**EXERCISE AIM**
In the Beijing air quality passage, reproduce without changes the part that opens with the words containing "library(zoo) # use: index()" and closes with "na.rm = T))".

-- Start SELECTED PASSAGE --

Next we can exchange the order of the summation indices and rearrange the terms to get

\[\sum_{t=1}^{n}{x(t) e^{-2\pi i t \nu/n}} = \frac{1}{n}\sum_{\omega=0}^{n/2-1} {\hat{x}(\omega)\sum_{t=1}^{n}{ e^{2\pi i t (\omega-\nu)/n}}}\]

For all frequencies $\omega-\nu\not=0$, the sines and cosines average to zero, so the right hand side simplifies

\[\sum_{t=1}^{n}{x(t) e^{-2\pi i t \nu/n}} = \frac{1}{n}\hat{x}(\nu)n = \hat{x}(\nu).\]

8.1.7 Beijing Air Quality Example

Let’s use a week-long hourly data (168 hours) from the DSPA (2008-2016) Beijing air quality PM2.5 measuring air pollutants - PM2.5 particles in micrograms per cubic meter.

library(plotly)
library(ggplot2)
library(zoo) # use: index() converts Date to its index 
library(reshape2)

beijing.pm25<-read.csv("https://umich.instructure.com/files/1823138/download?download_frd=1")
beijing.pm25[beijing.pm25$Value==-999, 9]<-NA
beijing.pm25[is.na(beijing.pm25$Value), 9]<-floor(mean(beijing.pm25$Value, na.rm = T))

id = 1:nrow(beijing.pm25)
range <- 168 #  (1 week hourly data)
mat = matrix(0, nrow=range, ncol=3)
stat = function(x){
  c(mean(beijing.pm25[iid,"Value"]),quantile(beijing.pm25[iid,"Value"],c(0.2,0.8)))
}
for (i in 1:range){
  iid = which(id%%range==i-1)
  mat[i,] = stat(iid)
}

mat <- as.data.frame(mat)
colnames(mat) <- c("mean","20%","80%")
# mat$time = c(1:range)
mat$time <- readr::parse_datetime(beijing.pm25$Date..LST., "%m/%d/%Y %h:%M")[1:range]

dt <- melt(mat,id="time")

trend <- lm(value ~ index(value), data = dt)
detrended.trajectory <- trend$residuals
detrendMod3 <- detrended.trajectory[seq(1, length(detrended.trajectory), 3)]
plot_ly(data = dt, x=~time[1:range], y=~value[(range+1):(2*range)], type="scatter", mode="markers+lines") %>%
  add_trace(x=~time[1:range], y=detrendMod3, mode="lines", name="detrended") %>%
  layout(title="Beijing daily 24-hour average PM2.5 (2008-2016)",
         xaxis=list(title="Time"), yaxis=list(title="AQI (PM2.5)"), 
         legend=list(orientation='h', y=-0.2))

f.data <- GeneCycle::periodogram(detrendMod3)
harmonics <- c(1:10) 
plot_ly(x=f.data$freq[harmonics]*length(detrendMod3), 
        y=f.data$spec[harmonics]/sum(f.data$spec), type="bar") %>%
  layout(title="Beijing Air Quality (PM2.5) Harmonics over 168-hour (week) period",
         xaxis=list(title="Harmonics (~Hz)"), yaxis=list(title="Amplitute Density"), 
         legend=list(orientation='h', y=-0.2))

-- End SELECTED PASSAGE --
-- Start GIVEN INFORMATION --

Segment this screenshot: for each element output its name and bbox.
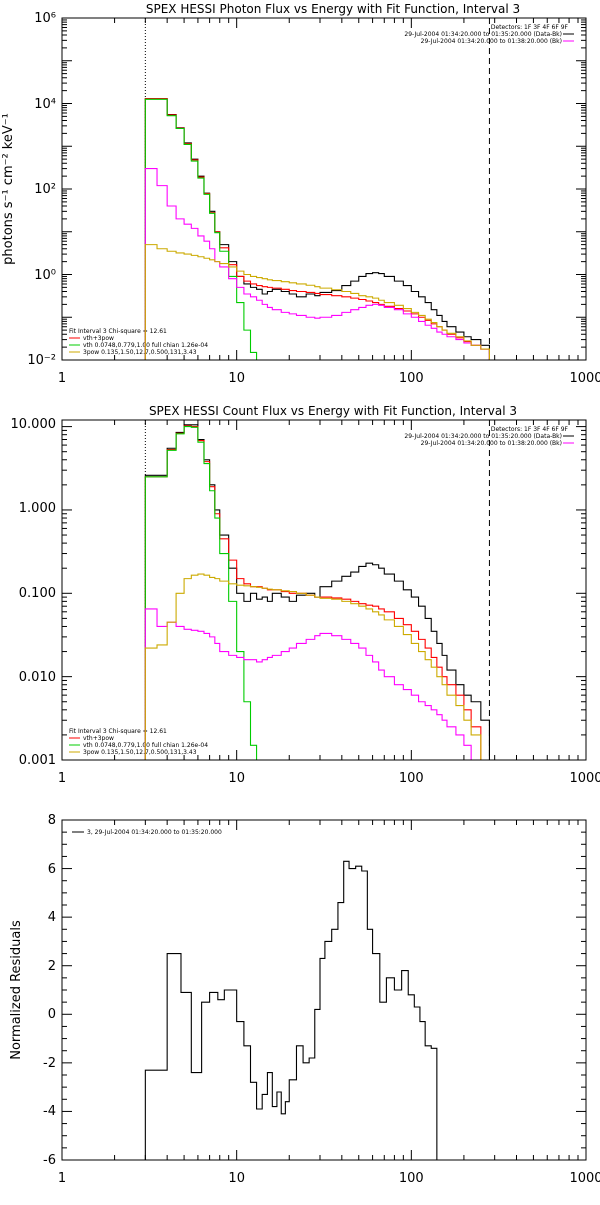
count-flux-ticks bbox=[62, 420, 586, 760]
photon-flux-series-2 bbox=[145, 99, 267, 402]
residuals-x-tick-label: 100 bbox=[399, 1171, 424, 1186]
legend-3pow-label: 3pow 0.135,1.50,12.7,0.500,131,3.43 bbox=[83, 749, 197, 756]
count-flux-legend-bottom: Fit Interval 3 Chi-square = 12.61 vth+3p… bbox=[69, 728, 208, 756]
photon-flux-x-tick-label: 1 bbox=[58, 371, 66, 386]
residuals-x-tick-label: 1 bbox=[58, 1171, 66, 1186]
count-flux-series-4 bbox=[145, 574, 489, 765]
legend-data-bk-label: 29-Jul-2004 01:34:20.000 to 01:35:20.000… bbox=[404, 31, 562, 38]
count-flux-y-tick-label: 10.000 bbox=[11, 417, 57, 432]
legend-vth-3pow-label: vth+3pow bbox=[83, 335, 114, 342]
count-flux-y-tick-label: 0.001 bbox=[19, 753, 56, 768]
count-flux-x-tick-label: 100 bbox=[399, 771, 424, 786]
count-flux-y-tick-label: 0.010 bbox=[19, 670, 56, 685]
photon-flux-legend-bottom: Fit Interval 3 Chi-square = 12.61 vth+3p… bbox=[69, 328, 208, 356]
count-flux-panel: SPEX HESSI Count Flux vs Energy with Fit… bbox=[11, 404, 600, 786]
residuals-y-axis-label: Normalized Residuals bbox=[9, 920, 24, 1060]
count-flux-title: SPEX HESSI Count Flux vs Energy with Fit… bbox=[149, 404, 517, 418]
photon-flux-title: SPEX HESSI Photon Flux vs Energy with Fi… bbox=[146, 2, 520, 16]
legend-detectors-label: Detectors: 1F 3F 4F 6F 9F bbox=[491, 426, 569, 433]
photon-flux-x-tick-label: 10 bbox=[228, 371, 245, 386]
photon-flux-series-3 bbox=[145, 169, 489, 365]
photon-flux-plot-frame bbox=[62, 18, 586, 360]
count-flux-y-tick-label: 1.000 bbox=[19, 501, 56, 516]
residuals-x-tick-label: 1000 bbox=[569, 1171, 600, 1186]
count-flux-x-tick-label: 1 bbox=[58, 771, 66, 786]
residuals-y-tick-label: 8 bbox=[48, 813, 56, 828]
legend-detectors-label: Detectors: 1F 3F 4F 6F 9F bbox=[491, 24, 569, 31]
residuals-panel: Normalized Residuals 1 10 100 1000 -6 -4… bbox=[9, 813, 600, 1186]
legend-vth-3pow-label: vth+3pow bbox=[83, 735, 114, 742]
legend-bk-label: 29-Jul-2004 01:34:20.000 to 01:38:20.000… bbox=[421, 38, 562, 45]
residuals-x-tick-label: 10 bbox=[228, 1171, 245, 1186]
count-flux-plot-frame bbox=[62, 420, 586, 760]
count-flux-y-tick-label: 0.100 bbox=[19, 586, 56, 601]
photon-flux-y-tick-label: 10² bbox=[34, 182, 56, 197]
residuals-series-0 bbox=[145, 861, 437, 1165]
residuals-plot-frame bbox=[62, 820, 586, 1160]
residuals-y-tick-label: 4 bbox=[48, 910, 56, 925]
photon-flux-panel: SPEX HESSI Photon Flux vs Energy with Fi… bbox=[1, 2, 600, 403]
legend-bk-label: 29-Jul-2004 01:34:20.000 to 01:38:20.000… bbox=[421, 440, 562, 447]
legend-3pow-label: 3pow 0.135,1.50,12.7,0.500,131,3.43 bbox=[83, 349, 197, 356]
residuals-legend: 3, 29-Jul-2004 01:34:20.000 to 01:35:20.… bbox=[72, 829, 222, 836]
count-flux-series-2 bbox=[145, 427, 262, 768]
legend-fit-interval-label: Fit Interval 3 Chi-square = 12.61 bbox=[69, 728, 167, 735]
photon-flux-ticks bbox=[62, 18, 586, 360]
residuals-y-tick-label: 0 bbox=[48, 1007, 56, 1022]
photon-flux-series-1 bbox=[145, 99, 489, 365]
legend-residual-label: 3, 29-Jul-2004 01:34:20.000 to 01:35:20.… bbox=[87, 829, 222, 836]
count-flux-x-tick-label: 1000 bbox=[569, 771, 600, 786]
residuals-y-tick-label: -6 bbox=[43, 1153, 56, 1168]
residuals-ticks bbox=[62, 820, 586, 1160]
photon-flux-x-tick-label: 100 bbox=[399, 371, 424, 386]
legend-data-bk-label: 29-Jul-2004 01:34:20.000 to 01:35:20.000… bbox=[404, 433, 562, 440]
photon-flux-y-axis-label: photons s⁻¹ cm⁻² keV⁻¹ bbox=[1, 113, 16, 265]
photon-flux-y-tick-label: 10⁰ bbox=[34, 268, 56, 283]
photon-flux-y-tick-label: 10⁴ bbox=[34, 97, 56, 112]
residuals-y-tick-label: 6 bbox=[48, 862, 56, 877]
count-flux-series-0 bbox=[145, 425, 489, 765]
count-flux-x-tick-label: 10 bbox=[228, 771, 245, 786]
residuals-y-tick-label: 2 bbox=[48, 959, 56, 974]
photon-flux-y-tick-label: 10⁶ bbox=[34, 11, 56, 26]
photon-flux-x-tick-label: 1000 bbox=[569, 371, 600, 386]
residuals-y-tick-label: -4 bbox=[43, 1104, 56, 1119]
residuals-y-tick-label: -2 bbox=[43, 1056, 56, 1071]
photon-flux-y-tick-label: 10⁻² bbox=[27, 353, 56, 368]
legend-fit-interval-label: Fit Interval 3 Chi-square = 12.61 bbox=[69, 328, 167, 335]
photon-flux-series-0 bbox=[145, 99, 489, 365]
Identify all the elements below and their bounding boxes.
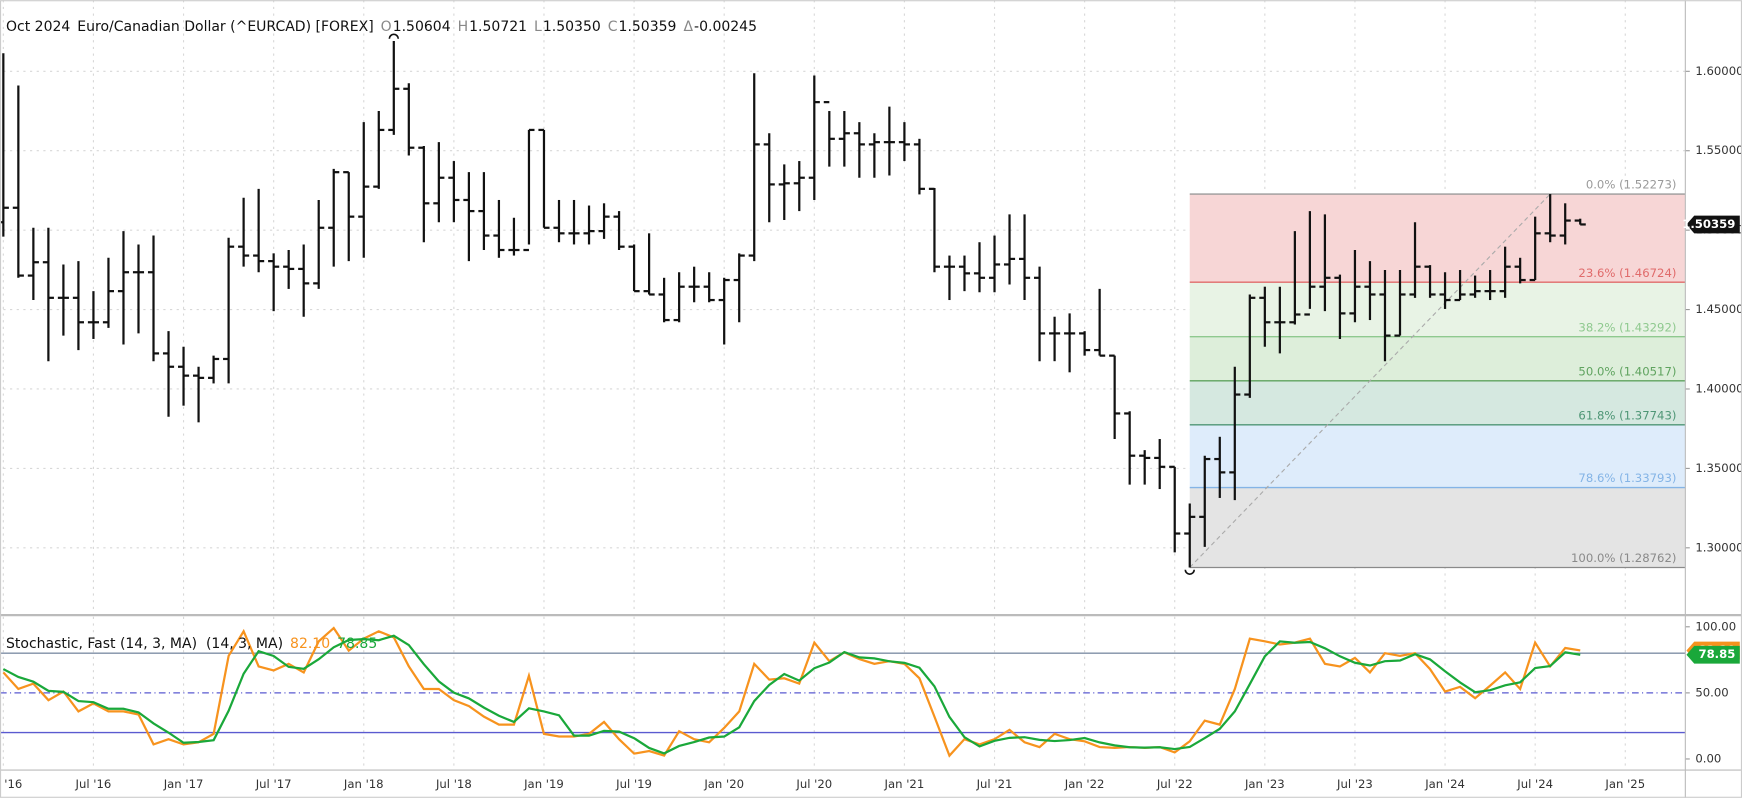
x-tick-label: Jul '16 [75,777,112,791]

-- End GIVEN INFORMATION --

**IN RESPONSE**
library(zoo) # use: index() converts Date to its index 
library(reshape2)

beijing.pm25<-read.csv("https://umich.instructure.com/files/1823138/download?download_frd=1")
beijing.pm25[beijing.pm25$Value==-999, 9]<-NA
beijing.pm25[is.na(beijing.pm25$Value), 9]<-floor(mean(beijing.pm25$Value, na.rm = T))